## Work to complete
Please copy all the lines that follow, word for word.

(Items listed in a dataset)

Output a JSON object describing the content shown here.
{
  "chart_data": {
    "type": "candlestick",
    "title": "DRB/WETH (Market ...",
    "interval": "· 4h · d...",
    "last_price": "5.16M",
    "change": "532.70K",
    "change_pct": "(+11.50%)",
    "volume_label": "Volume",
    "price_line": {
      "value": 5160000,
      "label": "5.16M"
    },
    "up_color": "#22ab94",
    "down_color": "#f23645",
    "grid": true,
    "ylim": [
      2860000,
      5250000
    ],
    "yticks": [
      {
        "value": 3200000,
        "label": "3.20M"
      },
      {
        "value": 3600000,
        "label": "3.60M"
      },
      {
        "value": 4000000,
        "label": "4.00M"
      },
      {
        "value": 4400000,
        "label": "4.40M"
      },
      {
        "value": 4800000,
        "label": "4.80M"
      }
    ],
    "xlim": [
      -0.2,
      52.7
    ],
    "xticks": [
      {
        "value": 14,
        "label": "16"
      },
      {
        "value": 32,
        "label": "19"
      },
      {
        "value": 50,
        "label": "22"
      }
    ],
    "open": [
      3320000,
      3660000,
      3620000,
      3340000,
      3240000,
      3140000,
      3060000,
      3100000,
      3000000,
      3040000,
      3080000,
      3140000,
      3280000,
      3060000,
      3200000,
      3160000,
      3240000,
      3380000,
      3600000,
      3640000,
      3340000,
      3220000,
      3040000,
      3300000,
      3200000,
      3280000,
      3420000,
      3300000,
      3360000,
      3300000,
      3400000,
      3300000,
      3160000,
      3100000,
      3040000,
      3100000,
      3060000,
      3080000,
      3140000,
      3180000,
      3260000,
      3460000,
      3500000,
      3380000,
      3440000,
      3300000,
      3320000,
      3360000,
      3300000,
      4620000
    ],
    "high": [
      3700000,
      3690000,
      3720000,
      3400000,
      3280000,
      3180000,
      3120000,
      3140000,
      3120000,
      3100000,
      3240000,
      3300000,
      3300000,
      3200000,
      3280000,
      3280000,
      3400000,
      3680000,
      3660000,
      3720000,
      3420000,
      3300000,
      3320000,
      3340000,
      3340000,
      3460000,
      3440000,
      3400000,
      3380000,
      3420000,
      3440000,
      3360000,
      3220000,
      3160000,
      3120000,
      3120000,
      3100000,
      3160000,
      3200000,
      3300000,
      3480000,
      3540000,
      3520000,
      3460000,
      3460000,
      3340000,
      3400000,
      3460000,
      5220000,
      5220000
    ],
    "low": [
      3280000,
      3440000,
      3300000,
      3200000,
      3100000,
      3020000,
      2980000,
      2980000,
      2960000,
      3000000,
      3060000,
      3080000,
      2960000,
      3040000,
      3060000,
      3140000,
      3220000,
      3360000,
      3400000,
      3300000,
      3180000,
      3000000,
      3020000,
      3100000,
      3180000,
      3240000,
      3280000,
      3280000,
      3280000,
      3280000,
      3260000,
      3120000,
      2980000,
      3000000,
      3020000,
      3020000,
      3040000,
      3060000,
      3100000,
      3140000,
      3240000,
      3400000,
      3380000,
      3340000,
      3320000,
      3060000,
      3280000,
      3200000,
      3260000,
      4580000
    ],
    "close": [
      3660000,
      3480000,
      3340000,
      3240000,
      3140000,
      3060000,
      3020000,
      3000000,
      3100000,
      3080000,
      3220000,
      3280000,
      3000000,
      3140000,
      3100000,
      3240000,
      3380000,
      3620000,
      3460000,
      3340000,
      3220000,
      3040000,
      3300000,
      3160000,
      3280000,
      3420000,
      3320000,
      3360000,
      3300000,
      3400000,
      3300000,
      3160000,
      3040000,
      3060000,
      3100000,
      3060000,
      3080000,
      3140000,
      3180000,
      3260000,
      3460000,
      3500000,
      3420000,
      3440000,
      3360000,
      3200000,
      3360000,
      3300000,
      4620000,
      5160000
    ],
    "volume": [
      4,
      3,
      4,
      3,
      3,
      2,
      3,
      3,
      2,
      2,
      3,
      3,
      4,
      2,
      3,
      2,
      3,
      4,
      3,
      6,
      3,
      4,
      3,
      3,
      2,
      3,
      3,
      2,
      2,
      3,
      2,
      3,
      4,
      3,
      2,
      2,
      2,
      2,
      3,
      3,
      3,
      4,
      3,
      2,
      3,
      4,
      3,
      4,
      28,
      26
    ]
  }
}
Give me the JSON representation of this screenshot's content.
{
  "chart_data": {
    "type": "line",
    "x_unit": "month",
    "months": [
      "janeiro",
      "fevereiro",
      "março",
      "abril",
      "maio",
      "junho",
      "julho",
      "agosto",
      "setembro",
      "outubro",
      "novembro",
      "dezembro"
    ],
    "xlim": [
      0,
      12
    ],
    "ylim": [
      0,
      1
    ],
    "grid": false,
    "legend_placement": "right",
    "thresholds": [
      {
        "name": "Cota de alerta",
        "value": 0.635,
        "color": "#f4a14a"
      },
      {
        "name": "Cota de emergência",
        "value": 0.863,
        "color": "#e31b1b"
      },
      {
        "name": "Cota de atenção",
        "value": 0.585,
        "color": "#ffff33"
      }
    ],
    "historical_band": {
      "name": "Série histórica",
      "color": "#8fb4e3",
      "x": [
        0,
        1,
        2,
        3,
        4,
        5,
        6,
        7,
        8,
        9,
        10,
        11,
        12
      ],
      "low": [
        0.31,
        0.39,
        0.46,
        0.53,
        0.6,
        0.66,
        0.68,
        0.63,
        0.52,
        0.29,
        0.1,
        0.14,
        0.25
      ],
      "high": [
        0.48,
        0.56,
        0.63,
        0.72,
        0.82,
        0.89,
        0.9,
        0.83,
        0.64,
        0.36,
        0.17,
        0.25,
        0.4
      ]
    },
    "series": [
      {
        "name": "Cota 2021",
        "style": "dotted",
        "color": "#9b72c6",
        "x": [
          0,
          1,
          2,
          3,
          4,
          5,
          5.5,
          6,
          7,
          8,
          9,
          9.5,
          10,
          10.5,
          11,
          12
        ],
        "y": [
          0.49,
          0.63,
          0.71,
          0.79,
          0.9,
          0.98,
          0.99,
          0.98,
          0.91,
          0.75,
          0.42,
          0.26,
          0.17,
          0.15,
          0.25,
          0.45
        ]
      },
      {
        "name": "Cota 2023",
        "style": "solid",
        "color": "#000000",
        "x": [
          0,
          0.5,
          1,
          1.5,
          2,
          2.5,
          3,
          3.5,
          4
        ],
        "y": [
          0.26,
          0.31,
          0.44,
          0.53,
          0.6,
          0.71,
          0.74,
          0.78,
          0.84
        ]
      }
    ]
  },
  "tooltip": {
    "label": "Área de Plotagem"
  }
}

## Answer
Output a JSON object describing the content shown here.
{
  "chart_data": {
    "type": "candlestick",
    "title": "DRB/WETH (Market ...",
    "interval": "· 4h · d...",
    "last_price": "5.16M",
    "change": "532.70K",
    "change_pct": "(+11.50%)",
    "volume_label": "Volume",
    "price_line": {
      "value": 5160000,
      "label": "5.16M"
    },
    "up_color": "#22ab94",
    "down_color": "#f23645",
    "grid": true,
    "ylim": [
      2860000,
      5250000
    ],
    "yticks": [
      {
        "value": 3200000,
        "label": "3.20M"
      },
      {
        "value": 3600000,
        "label": "3.60M"
      },
      {
        "value": 4000000,
        "label": "4.00M"
      },
      {
        "value": 4400000,
        "label": "4.40M"
      },
      {
        "value": 4800000,
        "label": "4.80M"
      }
    ],
    "xlim": [
      -0.2,
      52.7
    ],
    "xticks": [
      {
        "value": 14,
        "label": "16"
      },
      {
        "value": 32,
        "label": "19"
      },
      {
        "value": 50,
        "label": "22"
      }
    ],
    "open": [
      3320000,
      3660000,
      3620000,
      3340000,
      3240000,
      3140000,
      3060000,
      3100000,
      3000000,
      3040000,
      3080000,
      3140000,
      3280000,
      3060000,
      3200000,
      3160000,
      3240000,
      3380000,
      3600000,
      3640000,
      3340000,
      3220000,
      3040000,
      3300000,
      3200000,
      3280000,
      3420000,
      3300000,
      3360000,
      3300000,
      3400000,
      3300000,
      3160000,
      3100000,
      3040000,
      3100000,
      3060000,
      3080000,
      3140000,
      3180000,
      3260000,
      3460000,
      3500000,
      3380000,
      3440000,
      3300000,
      3320000,
      3360000,
      3300000,
      4620000
    ],
    "high": [
      3700000,
      3690000,
      3720000,
      3400000,
      3280000,
      3180000,
      3120000,
      3140000,
      3120000,
      3100000,
      3240000,
      3300000,
      3300000,
      3200000,
      3280000,
      3280000,
      3400000,
      3680000,
      3660000,
      3720000,
      3420000,
      3300000,
      3320000,
      3340000,
      3340000,
      3460000,
      3440000,
      3400000,
      3380000,
      3420000,
      3440000,
      3360000,
      3220000,
      3160000,
      3120000,
      3120000,
      3100000,
      3160000,
      3200000,
      3300000,
      3480000,
      3540000,
      3520000,
      3460000,
      3460000,
      3340000,
      3400000,
      3460000,
      5220000,
      5220000
    ],
    "low": [
      3280000,
      3440000,
      3300000,
      3200000,
      3100000,
      3020000,
      2980000,
      2980000,
      2960000,
      3000000,
      3060000,
      3080000,
      2960000,
      3040000,
      3060000,
      3140000,
      3220000,
      3360000,
      3400000,
      3300000,
      3180000,
      3000000,
      3020000,
      3100000,
      3180000,
      3240000,
      3280000,
      3280000,
      3280000,
      3280000,
      3260000,
      3120000,
      2980000,
      3000000,
      3020000,
      3020000,
      3040000,
      3060000,
      3100000,
      3140000,
      3240000,
      3400000,
      3380000,
      3340000,
      3320000,
      3060000,
      3280000,
      3200000,
      3260000,
      4580000
    ],
    "close": [
      3660000,
      3480000,
      3340000,
      3240000,
      3140000,
      3060000,
      3020000,
      3000000,
      3100000,
      3080000,
      3220000,
      3280000,
      3000000,
      3140000,
      3100000,
      3240000,
      3380000,
      3620000,
      3460000,
      3340000,
      3220000,
      3040000,
      3300000,
      3160000,
      3280000,
      3420000,
      3320000,
      3360000,
      3300000,
      3400000,
      3300000,
      3160000,
      3040000,
      3060000,
      3100000,
      3060000,
      3080000,
      3140000,
      3180000,
      3260000,
      3460000,
      3500000,
      3420000,
      3440000,
      3360000,
      3200000,
      3360000,
      3300000,
      4620000,
      5160000
    ],
    "volume": [
      4,
      3,
      4,
      3,
      3,
      2,
      3,
      3,
      2,
      2,
      3,
      3,
      4,
      2,
      3,
      2,
      3,
      4,
      3,
      6,
      3,
      4,
      3,
      3,
      2,
      3,
      3,
      2,
      2,
      3,
      2,
      3,
      4,
      3,
      2,
      2,
      2,
      2,
      3,
      3,
      3,
      4,
      3,
      2,
      3,
      4,
      3,
      4,
      28,
      26
    ]
  }
}
Give me the JSON representation of this screenshot's content.
{
  "chart_data": {
    "type": "line",
    "x_unit": "month",
    "months": [
      "janeiro",
      "fevereiro",
      "março",
      "abril",
      "maio",
      "junho",
      "julho",
      "agosto",
      "setembro",
      "outubro",
      "novembro",
      "dezembro"
    ],
    "xlim": [
      0,
      12
    ],
    "ylim": [
      0,
      1
    ],
    "grid": false,
    "legend_placement": "right",
    "thresholds": [
      {
        "name": "Cota de alerta",
        "value": 0.635,
        "color": "#f4a14a"
      },
      {
        "name": "Cota de emergência",
        "value": 0.863,
        "color": "#e31b1b"
      },
      {
        "name": "Cota de atenção",
        "value": 0.585,
        "color": "#ffff33"
      }
    ],
    "historical_band": {
      "name": "Série histórica",
      "color": "#8fb4e3",
      "x": [
        0,
        1,
        2,
        3,
        4,
        5,
        6,
        7,
        8,
        9,
        10,
        11,
        12
      ],
      "low": [
        0.31,
        0.39,
        0.46,
        0.53,
        0.6,
        0.66,
        0.68,
        0.63,
        0.52,
        0.29,
        0.1,
        0.14,
        0.25
      ],
      "high": [
        0.48,
        0.56,
        0.63,
        0.72,
        0.82,
        0.89,
        0.9,
        0.83,
        0.64,
        0.36,
        0.17,
        0.25,
        0.4
      ]
    },
    "series": [
      {
        "name": "Cota 2021",
        "style": "dotted",
        "color": "#9b72c6",
        "x": [
          0,
          1,
          2,
          3,
          4,
          5,
          5.5,
          6,
          7,
          8,
          9,
          9.5,
          10,
          10.5,
          11,
          12
        ],
        "y": [
          0.49,
          0.63,
          0.71,
          0.79,
          0.9,
          0.98,
          0.99,
          0.98,
          0.91,
          0.75,
          0.42,
          0.26,
          0.17,
          0.15,
          0.25,
          0.45
        ]
      },
      {
        "name": "Cota 2023",
        "style": "solid",
        "color": "#000000",
        "x": [
          0,
          0.5,
          1,
          1.5,
          2,
          2.5,
          3,
          3.5,
          4
        ],
        "y": [
          0.26,
          0.31,
          0.44,
          0.53,
          0.6,
          0.71,
          0.74,
          0.78,
          0.84
        ]
      }
    ]
  },
  "tooltip": {
    "label": "Área de Plotagem"
  }
}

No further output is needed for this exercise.